(INSTRUCTIONS FOR THE TASK)
Show every line below where "should" can be found.

[Stored records]
+++
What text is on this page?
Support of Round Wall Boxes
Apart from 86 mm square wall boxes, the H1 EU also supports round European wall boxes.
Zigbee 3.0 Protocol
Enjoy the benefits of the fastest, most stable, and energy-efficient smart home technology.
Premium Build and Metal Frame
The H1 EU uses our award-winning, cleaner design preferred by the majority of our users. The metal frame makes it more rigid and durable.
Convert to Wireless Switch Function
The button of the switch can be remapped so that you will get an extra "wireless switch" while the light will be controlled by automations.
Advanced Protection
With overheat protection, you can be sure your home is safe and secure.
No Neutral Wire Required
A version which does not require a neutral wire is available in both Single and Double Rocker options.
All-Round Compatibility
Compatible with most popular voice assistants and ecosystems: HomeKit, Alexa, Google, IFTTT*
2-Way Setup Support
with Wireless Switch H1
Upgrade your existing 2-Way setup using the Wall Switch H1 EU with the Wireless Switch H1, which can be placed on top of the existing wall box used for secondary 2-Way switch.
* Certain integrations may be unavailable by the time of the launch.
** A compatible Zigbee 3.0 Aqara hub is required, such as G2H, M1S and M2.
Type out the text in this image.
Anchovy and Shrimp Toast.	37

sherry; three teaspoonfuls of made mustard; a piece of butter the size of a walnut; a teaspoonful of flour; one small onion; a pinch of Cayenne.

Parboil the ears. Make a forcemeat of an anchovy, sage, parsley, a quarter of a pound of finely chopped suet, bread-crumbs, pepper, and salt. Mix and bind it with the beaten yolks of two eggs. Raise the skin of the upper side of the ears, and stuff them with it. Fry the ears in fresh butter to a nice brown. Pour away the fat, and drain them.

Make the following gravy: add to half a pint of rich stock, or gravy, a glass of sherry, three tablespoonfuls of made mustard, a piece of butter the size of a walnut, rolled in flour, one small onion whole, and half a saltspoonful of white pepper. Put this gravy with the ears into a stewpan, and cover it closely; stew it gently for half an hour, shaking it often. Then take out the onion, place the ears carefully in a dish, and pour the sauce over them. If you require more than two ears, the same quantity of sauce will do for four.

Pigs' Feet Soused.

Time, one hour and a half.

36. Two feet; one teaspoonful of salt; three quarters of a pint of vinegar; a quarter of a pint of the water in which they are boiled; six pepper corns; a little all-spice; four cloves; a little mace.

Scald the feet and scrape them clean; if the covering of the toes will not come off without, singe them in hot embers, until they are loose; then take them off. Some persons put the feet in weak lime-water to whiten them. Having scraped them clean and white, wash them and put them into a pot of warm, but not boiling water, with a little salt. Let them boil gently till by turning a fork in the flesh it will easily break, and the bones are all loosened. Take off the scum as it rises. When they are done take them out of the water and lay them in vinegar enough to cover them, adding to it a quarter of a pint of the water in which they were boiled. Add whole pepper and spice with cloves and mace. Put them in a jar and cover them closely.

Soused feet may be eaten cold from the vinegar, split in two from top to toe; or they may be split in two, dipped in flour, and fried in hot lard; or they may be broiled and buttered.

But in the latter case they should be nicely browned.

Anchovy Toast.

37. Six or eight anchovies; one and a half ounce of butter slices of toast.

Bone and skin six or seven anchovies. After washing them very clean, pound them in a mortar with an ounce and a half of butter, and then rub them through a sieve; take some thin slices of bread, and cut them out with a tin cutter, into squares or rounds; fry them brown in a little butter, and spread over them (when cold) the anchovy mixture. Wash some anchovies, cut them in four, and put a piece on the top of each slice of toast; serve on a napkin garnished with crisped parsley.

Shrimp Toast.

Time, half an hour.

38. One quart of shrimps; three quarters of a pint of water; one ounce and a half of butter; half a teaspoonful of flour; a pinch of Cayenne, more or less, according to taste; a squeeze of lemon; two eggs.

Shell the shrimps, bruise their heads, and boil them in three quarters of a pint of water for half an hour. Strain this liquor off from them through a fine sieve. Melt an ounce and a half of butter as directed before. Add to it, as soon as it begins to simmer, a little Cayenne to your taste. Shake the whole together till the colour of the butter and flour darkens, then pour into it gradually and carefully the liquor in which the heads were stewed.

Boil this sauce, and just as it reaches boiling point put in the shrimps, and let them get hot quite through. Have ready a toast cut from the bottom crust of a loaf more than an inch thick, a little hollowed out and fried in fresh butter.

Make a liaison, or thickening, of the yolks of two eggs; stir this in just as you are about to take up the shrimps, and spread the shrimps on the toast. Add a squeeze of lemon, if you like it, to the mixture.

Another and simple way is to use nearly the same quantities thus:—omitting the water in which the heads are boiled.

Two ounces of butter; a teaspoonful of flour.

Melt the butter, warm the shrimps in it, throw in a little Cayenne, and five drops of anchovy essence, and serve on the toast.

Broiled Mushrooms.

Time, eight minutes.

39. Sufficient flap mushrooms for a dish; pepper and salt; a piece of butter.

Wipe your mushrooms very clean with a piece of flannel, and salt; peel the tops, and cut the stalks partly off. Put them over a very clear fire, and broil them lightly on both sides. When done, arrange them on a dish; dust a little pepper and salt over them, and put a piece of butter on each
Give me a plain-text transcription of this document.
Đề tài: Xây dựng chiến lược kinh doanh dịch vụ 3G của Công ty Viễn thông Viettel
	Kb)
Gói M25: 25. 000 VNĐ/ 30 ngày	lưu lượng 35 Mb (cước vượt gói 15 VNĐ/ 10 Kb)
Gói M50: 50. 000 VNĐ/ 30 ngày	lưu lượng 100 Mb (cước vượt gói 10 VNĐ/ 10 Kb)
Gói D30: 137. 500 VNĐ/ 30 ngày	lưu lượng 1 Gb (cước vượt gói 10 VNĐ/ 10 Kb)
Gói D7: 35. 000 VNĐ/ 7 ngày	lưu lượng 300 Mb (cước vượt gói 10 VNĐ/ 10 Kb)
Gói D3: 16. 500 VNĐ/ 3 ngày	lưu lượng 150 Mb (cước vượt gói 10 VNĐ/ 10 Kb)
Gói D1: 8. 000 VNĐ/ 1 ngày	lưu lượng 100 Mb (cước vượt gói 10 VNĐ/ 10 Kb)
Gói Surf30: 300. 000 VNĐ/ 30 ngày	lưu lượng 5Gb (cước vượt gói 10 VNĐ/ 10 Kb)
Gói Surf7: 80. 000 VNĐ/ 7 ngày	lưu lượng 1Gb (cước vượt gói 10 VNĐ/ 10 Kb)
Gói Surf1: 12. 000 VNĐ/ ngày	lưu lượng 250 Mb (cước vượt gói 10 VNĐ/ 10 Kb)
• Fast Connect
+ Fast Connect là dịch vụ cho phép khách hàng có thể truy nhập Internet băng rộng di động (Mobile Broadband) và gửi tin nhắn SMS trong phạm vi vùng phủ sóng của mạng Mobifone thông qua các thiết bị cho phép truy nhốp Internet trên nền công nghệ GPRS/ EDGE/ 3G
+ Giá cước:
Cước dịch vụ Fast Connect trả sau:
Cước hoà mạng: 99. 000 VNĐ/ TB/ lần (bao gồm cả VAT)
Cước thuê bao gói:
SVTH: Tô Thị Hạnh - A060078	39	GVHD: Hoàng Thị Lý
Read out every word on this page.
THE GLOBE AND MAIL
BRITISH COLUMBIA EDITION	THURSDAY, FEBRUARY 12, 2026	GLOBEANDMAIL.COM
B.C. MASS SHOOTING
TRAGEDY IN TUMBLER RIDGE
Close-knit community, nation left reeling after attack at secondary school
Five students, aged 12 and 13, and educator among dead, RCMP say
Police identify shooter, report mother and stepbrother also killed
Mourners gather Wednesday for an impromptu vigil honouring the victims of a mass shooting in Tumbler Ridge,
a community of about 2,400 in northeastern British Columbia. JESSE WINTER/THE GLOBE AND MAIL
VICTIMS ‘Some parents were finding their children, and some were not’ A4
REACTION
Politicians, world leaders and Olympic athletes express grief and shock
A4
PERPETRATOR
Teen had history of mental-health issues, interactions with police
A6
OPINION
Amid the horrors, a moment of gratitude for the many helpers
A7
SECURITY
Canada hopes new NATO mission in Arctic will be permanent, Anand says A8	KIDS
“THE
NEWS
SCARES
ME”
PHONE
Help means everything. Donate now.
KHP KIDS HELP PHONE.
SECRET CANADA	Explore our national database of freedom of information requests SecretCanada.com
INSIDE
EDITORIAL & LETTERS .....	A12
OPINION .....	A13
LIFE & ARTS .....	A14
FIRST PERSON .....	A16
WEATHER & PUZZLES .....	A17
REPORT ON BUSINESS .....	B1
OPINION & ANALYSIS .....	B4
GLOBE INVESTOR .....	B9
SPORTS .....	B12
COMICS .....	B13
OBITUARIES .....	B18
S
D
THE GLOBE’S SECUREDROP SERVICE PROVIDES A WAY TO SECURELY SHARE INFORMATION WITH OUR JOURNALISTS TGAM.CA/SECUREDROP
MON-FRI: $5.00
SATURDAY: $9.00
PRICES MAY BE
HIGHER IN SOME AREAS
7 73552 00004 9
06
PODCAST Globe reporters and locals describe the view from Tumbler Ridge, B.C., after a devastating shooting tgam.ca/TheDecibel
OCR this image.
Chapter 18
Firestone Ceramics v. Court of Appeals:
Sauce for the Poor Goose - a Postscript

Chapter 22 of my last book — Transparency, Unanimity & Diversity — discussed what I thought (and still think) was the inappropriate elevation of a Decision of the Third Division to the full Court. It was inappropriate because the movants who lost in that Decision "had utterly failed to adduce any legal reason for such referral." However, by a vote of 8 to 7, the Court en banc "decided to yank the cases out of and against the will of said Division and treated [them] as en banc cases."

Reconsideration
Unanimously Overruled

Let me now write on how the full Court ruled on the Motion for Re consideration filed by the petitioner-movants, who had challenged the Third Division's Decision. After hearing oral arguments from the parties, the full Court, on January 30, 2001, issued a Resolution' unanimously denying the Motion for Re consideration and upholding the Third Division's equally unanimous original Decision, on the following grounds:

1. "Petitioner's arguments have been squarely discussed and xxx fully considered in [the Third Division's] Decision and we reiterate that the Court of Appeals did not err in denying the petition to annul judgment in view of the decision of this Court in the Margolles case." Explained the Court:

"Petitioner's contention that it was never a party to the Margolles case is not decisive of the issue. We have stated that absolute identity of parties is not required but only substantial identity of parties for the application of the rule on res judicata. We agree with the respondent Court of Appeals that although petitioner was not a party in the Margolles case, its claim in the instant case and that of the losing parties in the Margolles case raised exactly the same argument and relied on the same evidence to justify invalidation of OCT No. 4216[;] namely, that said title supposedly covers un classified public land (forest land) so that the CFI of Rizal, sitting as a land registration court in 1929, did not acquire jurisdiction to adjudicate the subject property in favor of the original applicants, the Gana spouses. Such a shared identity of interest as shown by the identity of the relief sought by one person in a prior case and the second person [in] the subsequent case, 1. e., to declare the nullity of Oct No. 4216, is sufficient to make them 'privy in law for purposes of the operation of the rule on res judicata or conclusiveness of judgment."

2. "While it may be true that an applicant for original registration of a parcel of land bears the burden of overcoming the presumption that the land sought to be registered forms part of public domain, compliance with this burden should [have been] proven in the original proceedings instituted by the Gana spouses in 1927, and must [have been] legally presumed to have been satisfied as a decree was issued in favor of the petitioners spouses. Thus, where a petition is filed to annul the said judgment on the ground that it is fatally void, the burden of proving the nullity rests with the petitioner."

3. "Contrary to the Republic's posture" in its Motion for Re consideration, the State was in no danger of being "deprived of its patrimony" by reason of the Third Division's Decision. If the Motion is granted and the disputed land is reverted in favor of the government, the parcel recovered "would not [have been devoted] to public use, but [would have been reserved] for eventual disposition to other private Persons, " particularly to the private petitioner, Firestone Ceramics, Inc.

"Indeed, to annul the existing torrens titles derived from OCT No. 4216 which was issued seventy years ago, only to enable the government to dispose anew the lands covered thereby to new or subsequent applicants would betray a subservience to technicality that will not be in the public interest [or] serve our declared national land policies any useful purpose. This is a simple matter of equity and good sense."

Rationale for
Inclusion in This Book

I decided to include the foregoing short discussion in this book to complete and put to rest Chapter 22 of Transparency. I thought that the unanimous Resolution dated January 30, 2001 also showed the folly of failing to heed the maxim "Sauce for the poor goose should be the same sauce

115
+++
(ANSWER TO THE TASK)
But in the latter case they should be nicely browned.
2. "While it may be true that an applicant for original registration of a parcel of land bears the burden of overcoming the presumption that the land sought to be registered forms part of public domain, compliance with this burden should [have been] proven in the original proceedings instituted by the Gana spouses in 1927, and must [have been] legally presumed to have been satisfied as a decree was issued in favor of the petitioners spouses. Thus, where a petition is filed to annul the said judgment on the ground that it is fatally void, the burden of proving the nullity rests with the petitioner."
I decided to include the foregoing short discussion in this book to complete and put to rest Chapter 22 of Transparency. I thought that the unanimous Resolution dated January 30, 2001 also showed the folly of failing to heed the maxim "Sauce for the poor goose should be the same sauce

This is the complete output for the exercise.